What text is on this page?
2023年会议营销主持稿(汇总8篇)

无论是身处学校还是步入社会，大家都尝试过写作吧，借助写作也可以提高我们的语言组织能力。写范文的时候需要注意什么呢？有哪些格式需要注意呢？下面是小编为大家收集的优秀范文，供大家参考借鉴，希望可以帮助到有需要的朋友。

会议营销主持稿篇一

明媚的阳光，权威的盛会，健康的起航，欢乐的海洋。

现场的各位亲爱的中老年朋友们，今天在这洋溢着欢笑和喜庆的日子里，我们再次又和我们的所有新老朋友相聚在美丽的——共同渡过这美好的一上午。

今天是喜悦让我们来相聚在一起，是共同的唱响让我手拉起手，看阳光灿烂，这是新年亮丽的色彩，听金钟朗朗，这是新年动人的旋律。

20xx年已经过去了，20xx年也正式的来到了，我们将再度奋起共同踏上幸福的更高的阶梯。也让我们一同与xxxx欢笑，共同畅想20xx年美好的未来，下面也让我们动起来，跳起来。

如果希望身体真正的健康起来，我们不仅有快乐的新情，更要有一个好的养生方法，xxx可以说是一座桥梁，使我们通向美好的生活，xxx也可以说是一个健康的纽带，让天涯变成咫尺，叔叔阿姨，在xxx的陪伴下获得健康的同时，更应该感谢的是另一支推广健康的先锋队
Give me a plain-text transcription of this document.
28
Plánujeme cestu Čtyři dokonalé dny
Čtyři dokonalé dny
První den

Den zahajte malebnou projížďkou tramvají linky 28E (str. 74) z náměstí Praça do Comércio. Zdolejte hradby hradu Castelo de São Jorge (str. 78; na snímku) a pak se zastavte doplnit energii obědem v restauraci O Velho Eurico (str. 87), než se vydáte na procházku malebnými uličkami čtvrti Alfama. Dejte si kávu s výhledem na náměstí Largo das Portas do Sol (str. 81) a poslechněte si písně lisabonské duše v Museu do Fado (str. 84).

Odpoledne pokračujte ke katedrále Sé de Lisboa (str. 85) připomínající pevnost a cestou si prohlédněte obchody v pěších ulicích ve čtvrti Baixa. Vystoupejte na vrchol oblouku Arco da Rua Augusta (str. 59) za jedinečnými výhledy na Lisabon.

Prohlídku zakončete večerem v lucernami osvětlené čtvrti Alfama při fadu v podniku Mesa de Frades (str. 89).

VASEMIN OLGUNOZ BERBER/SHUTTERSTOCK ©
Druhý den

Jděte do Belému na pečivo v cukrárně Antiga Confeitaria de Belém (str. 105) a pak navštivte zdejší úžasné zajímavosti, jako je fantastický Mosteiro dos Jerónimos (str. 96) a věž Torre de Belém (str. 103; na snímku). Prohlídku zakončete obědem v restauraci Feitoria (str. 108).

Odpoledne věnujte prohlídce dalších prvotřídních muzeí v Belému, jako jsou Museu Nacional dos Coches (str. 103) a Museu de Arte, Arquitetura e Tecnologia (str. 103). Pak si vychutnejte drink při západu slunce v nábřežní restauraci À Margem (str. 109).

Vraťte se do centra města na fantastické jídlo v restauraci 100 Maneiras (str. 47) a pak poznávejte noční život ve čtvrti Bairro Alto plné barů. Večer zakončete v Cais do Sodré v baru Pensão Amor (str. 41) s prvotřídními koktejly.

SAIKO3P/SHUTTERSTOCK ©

Exercise requirements: Extract every record. Keep wording exact.

Written response:
What text is on this page?
2023年会议营销主持稿(汇总8篇)

无论是身处学校还是步入社会，大家都尝试过写作吧，借助写作也可以提高我们的语言组织能力。写范文的时候需要注意什么呢？有哪些格式需要注意呢？下面是小编为大家收集的优秀范文，供大家参考借鉴，希望可以帮助到有需要的朋友。

会议营销主持稿篇一

明媚的阳光，权威的盛会，健康的起航，欢乐的海洋。

现场的各位亲爱的中老年朋友们，今天在这洋溢着欢笑和喜庆的日子里，我们再次又和我们的所有新老朋友相聚在美丽的——共同渡过这美好的一上午。

今天是喜悦让我们来相聚在一起，是共同的唱响让我手拉起手，看阳光灿烂，这是新年亮丽的色彩，听金钟朗朗，这是新年动人的旋律。

20xx年已经过去了，20xx年也正式的来到了，我们将再度奋起共同踏上幸福的更高的阶梯。也让我们一同与xxxx欢笑，共同畅想20xx年美好的未来，下面也让我们动起来，跳起来。

如果希望身体真正的健康起来，我们不仅有快乐的新情，更要有一个好的养生方法，xxx可以说是一座桥梁，使我们通向美好的生活，xxx也可以说是一个健康的纽带，让天涯变成咫尺，叔叔阿姨，在xxx的陪伴下获得健康的同时，更应该感谢的是另一支推广健康的先锋队
Give me a plain-text transcription of this document.
28
Plánujeme cestu Čtyři dokonalé dny
Čtyři dokonalé dny
První den

Den zahajte malebnou projížďkou tramvají linky 28E (str. 74) z náměstí Praça do Comércio. Zdolejte hradby hradu Castelo de São Jorge (str. 78; na snímku) a pak se zastavte doplnit energii obědem v restauraci O Velho Eurico (str. 87), než se vydáte na procházku malebnými uličkami čtvrti Alfama. Dejte si kávu s výhledem na náměstí Largo das Portas do Sol (str. 81) a poslechněte si písně lisabonské duše v Museu do Fado (str. 84).

Odpoledne pokračujte ke katedrále Sé de Lisboa (str. 85) připomínající pevnost a cestou si prohlédněte obchody v pěších ulicích ve čtvrti Baixa. Vystoupejte na vrchol oblouku Arco da Rua Augusta (str. 59) za jedinečnými výhledy na Lisabon.

Prohlídku zakončete večerem v lucernami osvětlené čtvrti Alfama při fadu v podniku Mesa de Frades (str. 89).

VASEMIN OLGUNOZ BERBER/SHUTTERSTOCK ©
Druhý den

Jděte do Belému na pečivo v cukrárně Antiga Confeitaria de Belém (str. 105) a pak navštivte zdejší úžasné zajímavosti, jako je fantastický Mosteiro dos Jerónimos (str. 96) a věž Torre de Belém (str. 103; na snímku). Prohlídku zakončete obědem v restauraci Feitoria (str. 108).

Odpoledne věnujte prohlídce dalších prvotřídních muzeí v Belému, jako jsou Museu Nacional dos Coches (str. 103) a Museu de Arte, Arquitetura e Tecnologia (str. 103). Pak si vychutnejte drink při západu slunce v nábřežní restauraci À Margem (str. 109).

Vraťte se do centra města na fantastické jídlo v restauraci 100 Maneiras (str. 47) a pak poznávejte noční život ve čtvrti Bairro Alto plné barů. Večer zakončete v Cais do Sodré v baru Pensão Amor (str. 41) s prvotřídními koktejly.

SAIKO3P/SHUTTERSTOCK ©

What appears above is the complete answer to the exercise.